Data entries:
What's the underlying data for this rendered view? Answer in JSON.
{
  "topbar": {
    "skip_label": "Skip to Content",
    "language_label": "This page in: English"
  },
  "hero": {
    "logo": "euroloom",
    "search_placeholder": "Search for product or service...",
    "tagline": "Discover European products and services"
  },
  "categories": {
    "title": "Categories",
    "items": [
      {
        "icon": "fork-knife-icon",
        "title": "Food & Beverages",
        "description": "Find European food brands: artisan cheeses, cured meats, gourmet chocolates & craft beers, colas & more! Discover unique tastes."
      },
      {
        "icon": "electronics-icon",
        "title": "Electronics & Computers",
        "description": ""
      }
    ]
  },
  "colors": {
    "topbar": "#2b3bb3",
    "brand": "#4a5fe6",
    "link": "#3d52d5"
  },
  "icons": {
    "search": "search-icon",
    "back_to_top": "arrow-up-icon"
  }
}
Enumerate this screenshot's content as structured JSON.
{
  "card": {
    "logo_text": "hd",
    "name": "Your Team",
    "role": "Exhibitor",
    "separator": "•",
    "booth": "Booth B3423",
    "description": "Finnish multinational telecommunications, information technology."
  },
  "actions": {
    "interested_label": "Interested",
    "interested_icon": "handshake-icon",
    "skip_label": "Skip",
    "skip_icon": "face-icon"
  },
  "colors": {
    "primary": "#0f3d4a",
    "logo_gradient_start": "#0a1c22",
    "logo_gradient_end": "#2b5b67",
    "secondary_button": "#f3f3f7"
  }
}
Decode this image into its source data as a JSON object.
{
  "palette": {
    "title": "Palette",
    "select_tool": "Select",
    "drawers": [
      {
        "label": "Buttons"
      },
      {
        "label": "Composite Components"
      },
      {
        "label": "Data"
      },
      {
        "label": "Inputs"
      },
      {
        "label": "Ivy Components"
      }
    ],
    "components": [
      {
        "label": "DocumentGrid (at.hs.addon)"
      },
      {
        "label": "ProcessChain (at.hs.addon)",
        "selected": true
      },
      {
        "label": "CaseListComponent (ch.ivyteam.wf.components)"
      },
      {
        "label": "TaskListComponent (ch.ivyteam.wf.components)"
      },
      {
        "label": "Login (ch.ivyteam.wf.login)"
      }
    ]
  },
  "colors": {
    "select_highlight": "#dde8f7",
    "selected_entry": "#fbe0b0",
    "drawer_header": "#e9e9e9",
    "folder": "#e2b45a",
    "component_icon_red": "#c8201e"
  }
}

== Your goal ==
Each line from the one containing "Decode this image" through the end of the entries, both included, is to be returned exactly, with no other lines.

== Solution for this problem ==
Decode this image into its source data as a JSON object.
{
  "palette": {
    "title": "Palette",
    "select_tool": "Select",
    "drawers": [
      {
        "label": "Buttons"
      },
      {
        "label": "Composite Components"
      },
      {
        "label": "Data"
      },
      {
        "label": "Inputs"
      },
      {
        "label": "Ivy Components"
      }
    ],
    "components": [
      {
        "label": "DocumentGrid (at.hs.addon)"
      },
      {
        "label": "ProcessChain (at.hs.addon)",
        "selected": true
      },
      {
        "label": "CaseListComponent (ch.ivyteam.wf.components)"
      },
      {
        "label": "TaskListComponent (ch.ivyteam.wf.components)"
      },
      {
        "label": "Login (ch.ivyteam.wf.login)"
      }
    ]
  },
  "colors": {
    "select_highlight": "#dde8f7",
    "selected_entry": "#fbe0b0",
    "drawer_header": "#e9e9e9",
    "folder": "#e2b45a",
    "component_icon_red": "#c8201e"
  }
}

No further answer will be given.